- _Brief_
Return all of the data exactly as written, without the pictures.

****************************************

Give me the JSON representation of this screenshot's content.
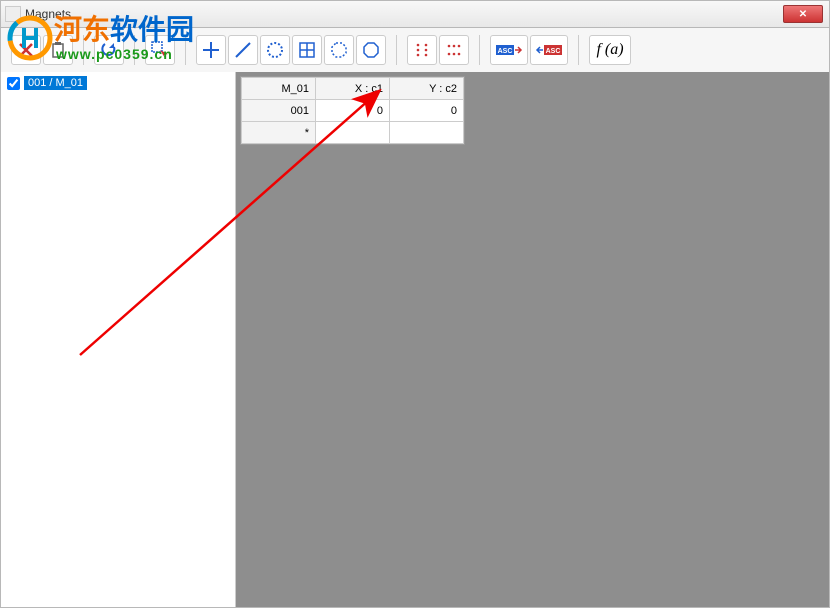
{
  "window": {
    "title": "Magnets",
    "close": "✕"
  },
  "watermark": {
    "brand_cn_1": "河东",
    "brand_cn_2": "软件园",
    "url": "www.pc0359.cn"
  },
  "toolbar": {
    "icons": [
      "delete-x",
      "paste",
      "refresh",
      "select-rect",
      "crosshair",
      "line",
      "circle",
      "grid4",
      "octagon-dashed",
      "octagon",
      "dots-v",
      "dots-h",
      "asc-export",
      "asc-import",
      "fx"
    ]
  },
  "sidebar": {
    "items": [
      {
        "checked": true,
        "label": "001 / M_01"
      }
    ]
  },
  "grid": {
    "headers": [
      "M_01",
      "X : c1",
      "Y : c2"
    ],
    "rows": [
      {
        "h": "001",
        "x": "0",
        "y": "0"
      },
      {
        "h": "*",
        "x": "",
        "y": ""
      }
    ]
  }
}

****************************************

- _Response to the exercise_
Give me the JSON representation of this screenshot's content.
{
  "window": {
    "title": "Magnets",
    "close": "✕"
  },
  "watermark": {
    "brand_cn_1": "河东",
    "brand_cn_2": "软件园",
    "url": "www.pc0359.cn"
  },
  "toolbar": {
    "icons": [
      "delete-x",
      "paste",
      "refresh",
      "select-rect",
      "crosshair",
      "line",
      "circle",
      "grid4",
      "octagon-dashed",
      "octagon",
      "dots-v",
      "dots-h",
      "asc-export",
      "asc-import",
      "fx"
    ]
  },
  "sidebar": {
    "items": [
      {
        "checked": true,
        "label": "001 / M_01"
      }
    ]
  },
  "grid": {
    "headers": [
      "M_01",
      "X : c1",
      "Y : c2"
    ],
    "rows": [
      {
        "h": "001",
        "x": "0",
        "y": "0"
      },
      {
        "h": "*",
        "x": "",
        "y": ""
      }
    ]
  }
}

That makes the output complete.